(Saved entries)
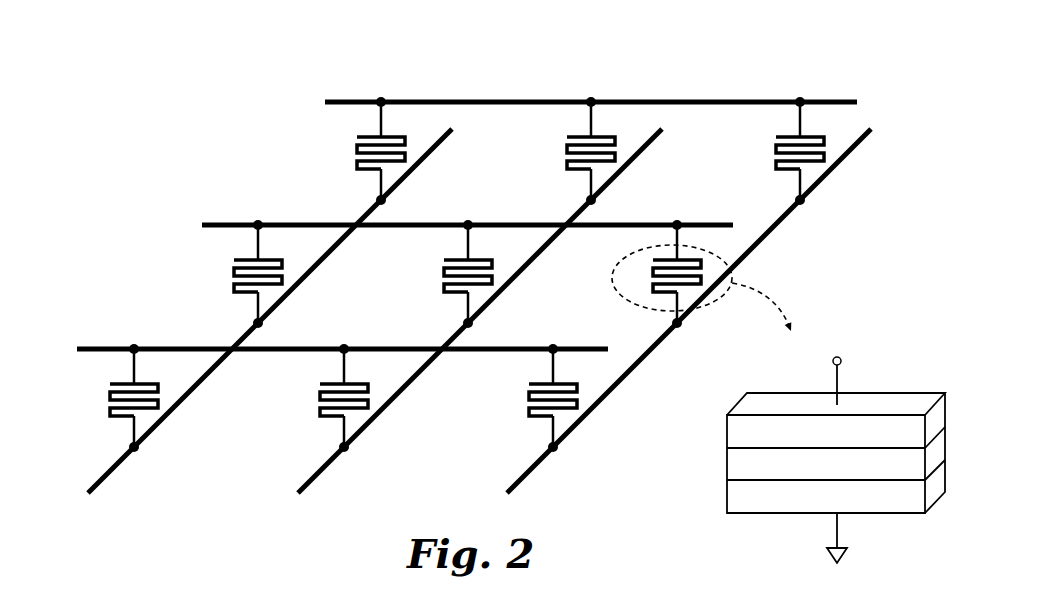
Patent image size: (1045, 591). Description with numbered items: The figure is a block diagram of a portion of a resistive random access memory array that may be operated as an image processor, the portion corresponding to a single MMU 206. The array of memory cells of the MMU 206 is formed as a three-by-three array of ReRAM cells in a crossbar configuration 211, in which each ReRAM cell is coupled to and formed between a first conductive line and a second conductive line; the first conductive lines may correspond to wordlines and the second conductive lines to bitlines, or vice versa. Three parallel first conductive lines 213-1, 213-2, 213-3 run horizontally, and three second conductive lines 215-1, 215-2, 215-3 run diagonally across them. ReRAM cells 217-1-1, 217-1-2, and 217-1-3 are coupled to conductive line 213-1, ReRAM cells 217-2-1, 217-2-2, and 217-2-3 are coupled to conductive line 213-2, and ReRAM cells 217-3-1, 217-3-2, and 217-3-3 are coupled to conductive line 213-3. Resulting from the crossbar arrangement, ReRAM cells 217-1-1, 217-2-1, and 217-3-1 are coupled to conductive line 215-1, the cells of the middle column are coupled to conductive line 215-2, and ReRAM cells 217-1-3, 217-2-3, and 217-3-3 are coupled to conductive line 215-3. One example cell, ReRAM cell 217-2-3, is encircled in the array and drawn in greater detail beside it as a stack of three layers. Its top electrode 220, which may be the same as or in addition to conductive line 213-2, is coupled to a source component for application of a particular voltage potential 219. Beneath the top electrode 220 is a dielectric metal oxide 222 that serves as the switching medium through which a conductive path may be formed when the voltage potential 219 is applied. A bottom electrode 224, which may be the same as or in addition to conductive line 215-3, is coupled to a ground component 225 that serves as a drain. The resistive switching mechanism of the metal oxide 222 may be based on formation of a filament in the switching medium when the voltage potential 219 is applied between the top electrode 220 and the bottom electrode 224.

The MMU 206 is at (106, 33).
The crossbar configuration 211 is at (153, 163).
The first conductive line 213-1 is at (354, 99).
The first conductive line 213-2 is at (232, 224).
The first conductive line 213-3 is at (107, 348).
The second conductive line 215-1 is at (112, 471).
The second conductive line 215-2 is at (321, 471).
The second conductive line 215-3 is at (520, 479).
The ReRAM cell 217-1-1 is at (357, 148).
The ReRAM cell 217-1-2 is at (565, 148).
The ReRAM cell 217-1-3 is at (774, 148).
The ReRAM cell 217-2-1 is at (232, 272).
The ReRAM cell 217-2-2 is at (442, 272).
The ReRAM cell 217-2-3 is at (640, 305).
The ReRAM cell 217-3-1 is at (120, 424).
The ReRAM cell 217-3-2 is at (318, 397).
The ReRAM cell 217-3-3 is at (528, 397).
The voltage potential 219 is at (832, 362).
The top electrode 220 is at (737, 432).
The dielectric metal oxide 222 is at (737, 465).
The bottom electrode 224 is at (737, 497).
The ground component 225 is at (842, 556).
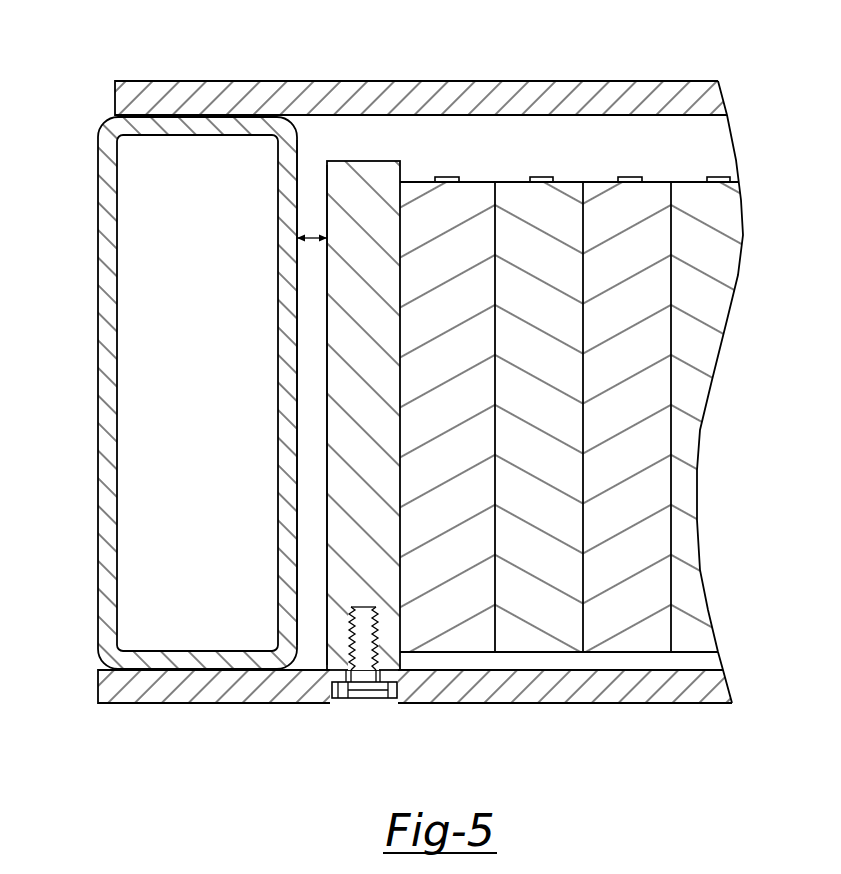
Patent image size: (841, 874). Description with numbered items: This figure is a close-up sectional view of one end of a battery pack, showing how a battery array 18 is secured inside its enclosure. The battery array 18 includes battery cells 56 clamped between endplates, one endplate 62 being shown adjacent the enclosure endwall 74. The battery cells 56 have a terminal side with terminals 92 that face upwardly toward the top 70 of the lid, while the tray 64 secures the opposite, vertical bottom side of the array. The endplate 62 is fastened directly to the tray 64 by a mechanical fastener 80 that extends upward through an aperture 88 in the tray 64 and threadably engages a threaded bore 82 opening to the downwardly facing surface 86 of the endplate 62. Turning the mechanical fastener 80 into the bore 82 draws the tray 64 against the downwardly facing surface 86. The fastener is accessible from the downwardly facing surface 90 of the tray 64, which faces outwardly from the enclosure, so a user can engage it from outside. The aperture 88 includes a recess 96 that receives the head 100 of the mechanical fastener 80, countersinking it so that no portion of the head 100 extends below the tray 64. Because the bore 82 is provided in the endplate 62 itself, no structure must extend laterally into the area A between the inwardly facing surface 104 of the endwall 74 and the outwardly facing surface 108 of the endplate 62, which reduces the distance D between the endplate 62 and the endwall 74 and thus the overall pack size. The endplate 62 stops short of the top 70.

The battery array 18 is at (483, 166).
The battery cells 56 is at (565, 507).
The endplate 62 is at (365, 173).
The tray 64 is at (161, 694).
The top 70 is at (522, 92).
The endwall 74 is at (100, 273).
The mechanical fastener 80 is at (300, 620).
The bore 82 is at (350, 625).
The downwardly facing surface 86 is at (374, 673).
The aperture 88 is at (372, 684).
The downwardly facing surface 90 is at (588, 694).
The terminals 92 is at (630, 176).
The recess 96 is at (338, 699).
The head 100 is at (367, 699).
The inwardly facing surface 104 is at (296, 334).
The outwardly facing surface 108 is at (327, 387).
The area A is at (311, 150).
The distance D is at (308, 236).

Exercise brief
Exactness is what counts here: copy each entry as given and omit its pictures.

Exercise output
Patent image size: (1045, 591). Description with numbered items: The figure is a block diagram of a portion of a resistive random access memory array that may be operated as an image processor, the portion corresponding to a single MMU 206. The array of memory cells of the MMU 206 is formed as a three-by-three array of ReRAM cells in a crossbar configuration 211, in which each ReRAM cell is coupled to and formed between a first conductive line and a second conductive line; the first conductive lines may correspond to wordlines and the second conductive lines to bitlines, or vice versa. Three parallel first conductive lines 213-1, 213-2, 213-3 run horizontally, and three second conductive lines 215-1, 215-2, 215-3 run diagonally across them. ReRAM cells 217-1-1, 217-1-2, and 217-1-3 are coupled to conductive line 213-1, ReRAM cells 217-2-1, 217-2-2, and 217-2-3 are coupled to conductive line 213-2, and ReRAM cells 217-3-1, 217-3-2, and 217-3-3 are coupled to conductive line 213-3. Resulting from the crossbar arrangement, ReRAM cells 217-1-1, 217-2-1, and 217-3-1 are coupled to conductive line 215-1, the cells of the middle column are coupled to conductive line 215-2, and ReRAM cells 217-1-3, 217-2-3, and 217-3-3 are coupled to conductive line 215-3. One example cell, ReRAM cell 217-2-3, is encircled in the array and drawn in greater detail beside it as a stack of three layers. Its top electrode 220, which may be the same as or in addition to conductive line 213-2, is coupled to a source component for application of a particular voltage potential 219. Beneath the top electrode 220 is a dielectric metal oxide 222 that serves as the switching medium through which a conductive path may be formed when the voltage potential 219 is applied. A bottom electrode 224, which may be the same as or in addition to conductive line 215-3, is coupled to a ground component 225 that serves as a drain. The resistive switching mechanism of the metal oxide 222 may be based on formation of a filament in the switching medium when the voltage potential 219 is applied between the top electrode 220 and the bottom electrode 224.

The MMU 206 is at (106, 33).
The crossbar configuration 211 is at (153, 163).
The first conductive line 213-1 is at (354, 99).
The first conductive line 213-2 is at (232, 224).
The first conductive line 213-3 is at (107, 348).
The second conductive line 215-1 is at (112, 471).
The second conductive line 215-2 is at (321, 471).
The second conductive line 215-3 is at (520, 479).
The ReRAM cell 217-1-1 is at (357, 148).
The ReRAM cell 217-1-2 is at (565, 148).
The ReRAM cell 217-1-3 is at (774, 148).
The ReRAM cell 217-2-1 is at (232, 272).
The ReRAM cell 217-2-2 is at (442, 272).
The ReRAM cell 217-2-3 is at (640, 305).
The ReRAM cell 217-3-1 is at (120, 424).
The ReRAM cell 217-3-2 is at (318, 397).
The ReRAM cell 217-3-3 is at (528, 397).
The voltage potential 219 is at (832, 362).
The top electrode 220 is at (737, 432).
The dielectric metal oxide 222 is at (737, 465).
The bottom electrode 224 is at (737, 497).
The ground component 225 is at (842, 556).
Patent image size: (841, 874). Description with numbered items: This figure is a close-up sectional view of one end of a battery pack, showing how a battery array 18 is secured inside its enclosure. The battery array 18 includes battery cells 56 clamped between endplates, one endplate 62 being shown adjacent the enclosure endwall 74. The battery cells 56 have a terminal side with terminals 92 that face upwardly toward the top 70 of the lid, while the tray 64 secures the opposite, vertical bottom side of the array. The endplate 62 is fastened directly to the tray 64 by a mechanical fastener 80 that extends upward through an aperture 88 in the tray 64 and threadably engages a threaded bore 82 opening to the downwardly facing surface 86 of the endplate 62. Turning the mechanical fastener 80 into the bore 82 draws the tray 64 against the downwardly facing surface 86. The fastener is accessible from the downwardly facing surface 90 of the tray 64, which faces outwardly from the enclosure, so a user can engage it from outside. The aperture 88 includes a recess 96 that receives the head 100 of the mechanical fastener 80, countersinking it so that no portion of the head 100 extends below the tray 64. Because the bore 82 is provided in the endplate 62 itself, no structure must extend laterally into the area A between the inwardly facing surface 104 of the endwall 74 and the outwardly facing surface 108 of the endplate 62, which reduces the distance D between the endplate 62 and the endwall 74 and thus the overall pack size. The endplate 62 stops short of the top 70.

The battery array 18 is at (483, 166).
The battery cells 56 is at (565, 507).
The endplate 62 is at (365, 173).
The tray 64 is at (161, 694).
The top 70 is at (522, 92).
The endwall 74 is at (100, 273).
The mechanical fastener 80 is at (300, 620).
The bore 82 is at (350, 625).
The downwardly facing surface 86 is at (374, 673).
The aperture 88 is at (372, 684).
The downwardly facing surface 90 is at (588, 694).
The terminals 92 is at (630, 176).
The recess 96 is at (338, 699).
The head 100 is at (367, 699).
The inwardly facing surface 104 is at (296, 334).
The outwardly facing surface 108 is at (327, 387).
The area A is at (311, 150).
The distance D is at (308, 236).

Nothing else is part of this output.